**Exercise:**
Using the material below, copy every line where "Fundamental" appears.

**Rows:**
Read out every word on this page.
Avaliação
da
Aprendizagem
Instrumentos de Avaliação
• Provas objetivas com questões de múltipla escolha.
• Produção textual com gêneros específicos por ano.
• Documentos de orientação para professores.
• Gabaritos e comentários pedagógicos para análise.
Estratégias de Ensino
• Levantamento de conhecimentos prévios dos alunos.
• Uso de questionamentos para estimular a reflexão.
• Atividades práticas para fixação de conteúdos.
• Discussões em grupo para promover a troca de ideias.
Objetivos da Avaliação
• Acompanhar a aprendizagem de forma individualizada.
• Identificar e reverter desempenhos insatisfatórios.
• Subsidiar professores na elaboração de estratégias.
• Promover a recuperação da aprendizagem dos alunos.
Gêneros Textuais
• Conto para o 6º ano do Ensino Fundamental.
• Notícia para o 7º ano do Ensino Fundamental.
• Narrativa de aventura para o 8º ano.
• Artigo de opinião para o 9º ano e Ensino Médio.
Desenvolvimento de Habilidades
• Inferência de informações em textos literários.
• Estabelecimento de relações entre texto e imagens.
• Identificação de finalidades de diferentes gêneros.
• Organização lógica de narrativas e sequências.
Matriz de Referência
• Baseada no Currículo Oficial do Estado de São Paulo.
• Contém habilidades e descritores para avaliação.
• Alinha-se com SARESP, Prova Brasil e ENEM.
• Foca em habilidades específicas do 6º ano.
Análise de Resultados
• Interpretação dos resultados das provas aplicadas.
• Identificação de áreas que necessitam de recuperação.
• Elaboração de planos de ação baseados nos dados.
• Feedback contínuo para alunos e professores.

**Correct output:**
• Conto para o 6º ano do Ensino Fundamental.
• Notícia para o 7º ano do Ensino Fundamental.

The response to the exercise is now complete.